--- Start of PROVIDED INFORMATION ---
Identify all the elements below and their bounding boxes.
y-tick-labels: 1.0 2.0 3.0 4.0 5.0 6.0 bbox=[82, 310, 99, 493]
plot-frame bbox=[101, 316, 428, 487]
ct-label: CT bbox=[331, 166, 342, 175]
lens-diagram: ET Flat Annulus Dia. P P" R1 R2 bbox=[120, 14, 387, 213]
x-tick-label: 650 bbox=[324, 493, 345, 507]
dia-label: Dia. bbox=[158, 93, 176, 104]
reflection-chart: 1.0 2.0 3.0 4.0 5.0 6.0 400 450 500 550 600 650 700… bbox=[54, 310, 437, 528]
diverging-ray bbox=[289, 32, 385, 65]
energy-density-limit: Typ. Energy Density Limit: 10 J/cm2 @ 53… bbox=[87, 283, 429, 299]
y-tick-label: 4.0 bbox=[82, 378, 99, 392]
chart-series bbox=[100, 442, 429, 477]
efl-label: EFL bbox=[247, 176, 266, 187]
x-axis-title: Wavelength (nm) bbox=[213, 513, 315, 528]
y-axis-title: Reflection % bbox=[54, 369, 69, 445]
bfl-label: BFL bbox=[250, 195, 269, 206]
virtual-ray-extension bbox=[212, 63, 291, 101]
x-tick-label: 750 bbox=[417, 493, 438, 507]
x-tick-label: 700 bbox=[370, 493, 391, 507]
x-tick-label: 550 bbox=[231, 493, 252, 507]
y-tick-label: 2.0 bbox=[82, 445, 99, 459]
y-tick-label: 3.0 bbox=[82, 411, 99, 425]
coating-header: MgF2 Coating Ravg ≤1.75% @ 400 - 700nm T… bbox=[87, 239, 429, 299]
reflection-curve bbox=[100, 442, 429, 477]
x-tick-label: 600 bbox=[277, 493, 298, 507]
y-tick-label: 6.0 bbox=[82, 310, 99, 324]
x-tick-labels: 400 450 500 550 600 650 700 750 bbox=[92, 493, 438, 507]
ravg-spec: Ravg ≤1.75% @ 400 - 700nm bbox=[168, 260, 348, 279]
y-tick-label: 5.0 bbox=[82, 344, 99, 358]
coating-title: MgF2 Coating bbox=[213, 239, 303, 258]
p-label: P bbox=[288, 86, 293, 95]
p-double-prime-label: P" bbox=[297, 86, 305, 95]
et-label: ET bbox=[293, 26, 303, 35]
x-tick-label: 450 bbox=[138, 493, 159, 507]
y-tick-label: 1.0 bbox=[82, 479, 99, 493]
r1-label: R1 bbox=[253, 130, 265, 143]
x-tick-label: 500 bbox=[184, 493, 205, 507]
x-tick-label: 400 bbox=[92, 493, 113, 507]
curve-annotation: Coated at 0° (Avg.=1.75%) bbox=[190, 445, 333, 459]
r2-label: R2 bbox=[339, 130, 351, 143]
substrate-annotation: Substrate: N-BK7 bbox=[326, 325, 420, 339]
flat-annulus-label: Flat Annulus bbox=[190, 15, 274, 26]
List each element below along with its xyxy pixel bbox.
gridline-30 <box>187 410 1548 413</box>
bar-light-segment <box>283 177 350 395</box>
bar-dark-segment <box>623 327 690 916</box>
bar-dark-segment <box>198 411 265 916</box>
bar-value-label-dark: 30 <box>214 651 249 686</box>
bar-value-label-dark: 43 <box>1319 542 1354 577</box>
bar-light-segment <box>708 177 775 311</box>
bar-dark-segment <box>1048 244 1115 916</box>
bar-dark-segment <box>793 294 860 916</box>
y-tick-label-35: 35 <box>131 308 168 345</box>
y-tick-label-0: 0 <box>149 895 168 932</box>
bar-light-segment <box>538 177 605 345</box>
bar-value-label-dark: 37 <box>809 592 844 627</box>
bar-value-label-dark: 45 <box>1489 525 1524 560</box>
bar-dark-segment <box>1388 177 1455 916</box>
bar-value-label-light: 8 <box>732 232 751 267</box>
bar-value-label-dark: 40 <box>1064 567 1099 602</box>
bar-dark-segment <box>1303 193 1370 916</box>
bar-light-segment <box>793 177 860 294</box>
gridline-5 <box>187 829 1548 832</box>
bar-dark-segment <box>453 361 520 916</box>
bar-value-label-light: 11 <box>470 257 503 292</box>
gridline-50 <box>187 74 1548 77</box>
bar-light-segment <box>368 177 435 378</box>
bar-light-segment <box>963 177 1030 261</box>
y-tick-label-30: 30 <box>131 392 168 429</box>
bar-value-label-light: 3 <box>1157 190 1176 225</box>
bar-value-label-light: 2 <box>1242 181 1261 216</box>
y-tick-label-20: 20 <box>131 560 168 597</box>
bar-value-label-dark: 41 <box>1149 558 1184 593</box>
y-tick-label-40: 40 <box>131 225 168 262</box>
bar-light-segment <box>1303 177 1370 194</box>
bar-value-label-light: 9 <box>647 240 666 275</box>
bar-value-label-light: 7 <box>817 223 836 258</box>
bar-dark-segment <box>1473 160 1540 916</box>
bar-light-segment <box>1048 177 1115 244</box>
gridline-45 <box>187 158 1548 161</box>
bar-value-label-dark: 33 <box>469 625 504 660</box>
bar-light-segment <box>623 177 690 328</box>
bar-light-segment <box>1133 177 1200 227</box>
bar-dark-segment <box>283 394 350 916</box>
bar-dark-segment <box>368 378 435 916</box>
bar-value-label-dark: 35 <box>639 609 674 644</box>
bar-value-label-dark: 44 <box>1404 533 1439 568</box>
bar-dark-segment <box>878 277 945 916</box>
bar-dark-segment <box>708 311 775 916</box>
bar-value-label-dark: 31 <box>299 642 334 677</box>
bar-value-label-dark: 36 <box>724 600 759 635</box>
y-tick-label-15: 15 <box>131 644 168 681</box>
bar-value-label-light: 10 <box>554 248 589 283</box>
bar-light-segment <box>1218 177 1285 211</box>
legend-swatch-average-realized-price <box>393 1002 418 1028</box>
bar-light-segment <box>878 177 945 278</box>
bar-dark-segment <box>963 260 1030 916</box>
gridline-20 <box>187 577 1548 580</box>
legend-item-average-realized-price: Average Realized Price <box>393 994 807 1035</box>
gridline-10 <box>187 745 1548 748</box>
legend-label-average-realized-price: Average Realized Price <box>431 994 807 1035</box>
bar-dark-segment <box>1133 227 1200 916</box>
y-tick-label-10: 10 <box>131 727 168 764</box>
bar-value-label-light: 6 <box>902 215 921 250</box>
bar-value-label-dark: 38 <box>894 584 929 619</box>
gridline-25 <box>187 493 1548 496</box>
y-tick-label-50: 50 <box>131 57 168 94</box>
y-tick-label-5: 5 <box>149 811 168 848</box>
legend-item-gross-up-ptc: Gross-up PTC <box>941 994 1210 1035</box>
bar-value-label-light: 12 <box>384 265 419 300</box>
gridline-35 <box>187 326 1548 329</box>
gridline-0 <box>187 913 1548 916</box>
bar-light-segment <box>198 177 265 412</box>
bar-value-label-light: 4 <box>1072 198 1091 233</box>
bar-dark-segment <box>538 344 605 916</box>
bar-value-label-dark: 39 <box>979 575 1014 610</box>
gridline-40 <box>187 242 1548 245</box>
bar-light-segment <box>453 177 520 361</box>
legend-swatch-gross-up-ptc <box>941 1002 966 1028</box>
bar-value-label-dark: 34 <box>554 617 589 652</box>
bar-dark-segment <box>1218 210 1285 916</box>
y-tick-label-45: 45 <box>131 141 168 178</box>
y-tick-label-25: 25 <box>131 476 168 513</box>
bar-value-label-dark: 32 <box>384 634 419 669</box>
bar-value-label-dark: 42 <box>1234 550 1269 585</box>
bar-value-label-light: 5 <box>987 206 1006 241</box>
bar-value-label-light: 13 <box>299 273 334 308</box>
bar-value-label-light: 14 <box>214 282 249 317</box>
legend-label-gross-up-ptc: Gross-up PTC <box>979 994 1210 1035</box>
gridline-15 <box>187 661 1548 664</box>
--- End of PROVIDED INFORMATION ---
**YOUR TASK:** Could you rewrite the records from their start through the line containing "x-tick-label: 650 bbox=[324, 493, 345, 507]", including that line, with "plot-frame" replaced by "chart-frame" and everything else left unchanged?

**SOLUTION TO THE PROBLEM:**
Identify all the elements below and their bounding boxes.
y-tick-labels: 1.0 2.0 3.0 4.0 5.0 6.0 bbox=[82, 310, 99, 493]
chart-frame bbox=[101, 316, 428, 487]
ct-label: CT bbox=[331, 166, 342, 175]
lens-diagram: ET Flat Annulus Dia. P P" R1 R2 bbox=[120, 14, 387, 213]
x-tick-label: 650 bbox=[324, 493, 345, 507]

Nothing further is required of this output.